* **Extracted text**:
Caesars’ High Roller Ferris Wheel Short On Revenue Numbers  

Posted on: March 15, 2015, 10:50h. 

Last updated on: March 16, 2015, 12:33h.

Caesars High Roller, Linq, Las Vegas
Customers enjoy the view on board the High Roller Ferris wheel, but there needs to be more of them, says Caesars. (Image: flickr.com)

Caesars Entertainment’s High Roller Ferris wheel at the Linq is not quite yet in a deflationary spiral, but it isn’t proving to be the money maker that the company had hoped for either. The 550 foot attraction, which towers over the Las Vegas Strip, is billed as the world’s tallest observation wheel.

It opened almost a year ago as part of a $550 million redevelopment of the area between the Flamingo and the Linq, formerly the Imperial Palace, and represents a recent trend as Vegas seeks to diversify its entertainment offering away from traditional gambling.

It’s hardly revolutionary: the new generation of visitors prefers a Ferris to a roulette wheel, the thinking goes; except that they don’t, apparently.

* **Source excerpt**:

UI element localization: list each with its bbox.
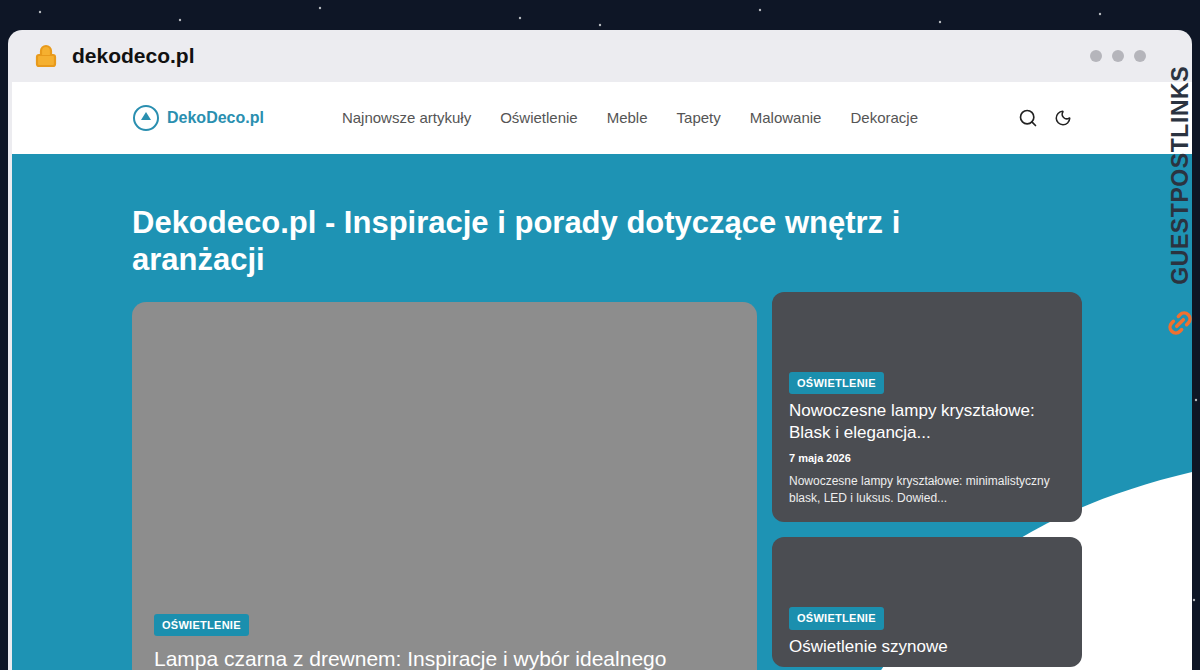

* **Task instructions**:
a) In the article about the High Roller Ferris wheel, what did the attraction's area formerly go by before it became the Linq?
b) Duplicate the passage of the High Roller article from "It opened almost" up to and including "they don’t, apparently.".

* **Solutions to the exercise**:
a) The Imperial Palace.

b)
It opened almost a year ago as part of a $550 million redevelopment of the area between the Flamingo and the Linq, formerly the Imperial Palace, and represents a recent trend as Vegas seeks to diversify its entertainment offering away from traditional gambling.

It’s hardly revolutionary: the new generation of visitors prefers a Ferris to a roulette wheel, the thinking goes; except that they don’t, apparently.